(Stored data)
************
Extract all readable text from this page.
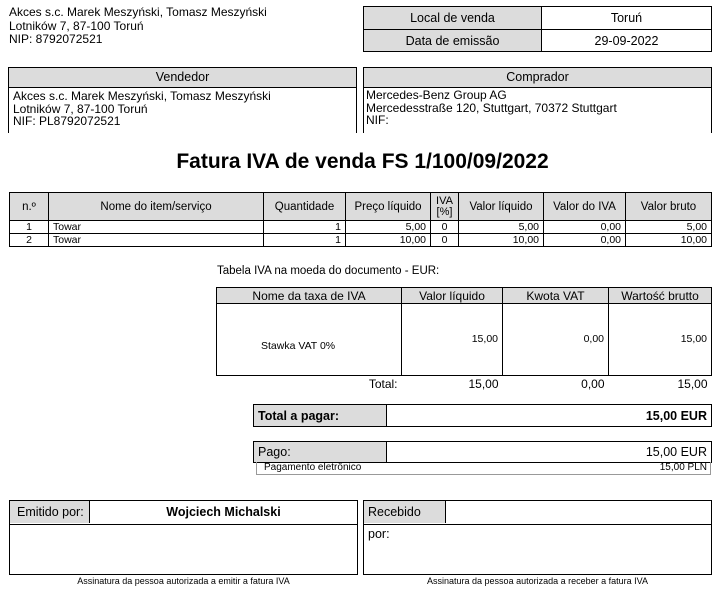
Akces s.c. Marek Meszyński, Tomasz Meszyński
Lotników 7, 87-100 Toruń
NIP: 8792072521
Local de venda	Toruń
Data de emissão	29-09-2022
Vendedor
Akces s.c. Marek Meszyński, Tomasz Meszyński
Lotników 7, 87-100 Toruń
NIF: PL8792072521
Comprador
Mercedes-Benz Group AG
Mercedesstraße 120, Stuttgart, 70372 Stuttgart
NIF:
Fatura IVA de venda FS 1/100/09/2022
n.º	Nome do item/serviço	Quantidade	Preço líquido	IVA [%]	Valor líquido	Valor do IVA	Valor bruto
1	Towar	1	5,00	0	5,00	0,00	5,00
2	Towar	1	10,00	0	10,00	0,00	10,00
Tabela IVA na moeda do documento - EUR:
Nome da taxa de IVA	Valor líquido	Kwota VAT	Wartość brutto
Stawka VAT 0%	15,00	0,00	15,00
Total:	15,00	0,00	15,00
Total a pagar:	15,00 EUR
Pago:	15,00 EUR
Pagamento eletrônico	15,00 PLN
Emitido por:	Wojciech Michalski
Assinatura da pessoa autorizada a emitir a fatura IVA
Recebido por:
Assinatura da pessoa autorizada a receber a fatura IVA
************
[TASK STATEMENT] Return every line above that contains the word "pessoa".

[THE COMPLETED TASK]
Assinatura da pessoa autorizada a emitir a fatura IVA
Assinatura da pessoa autorizada a receber a fatura IVA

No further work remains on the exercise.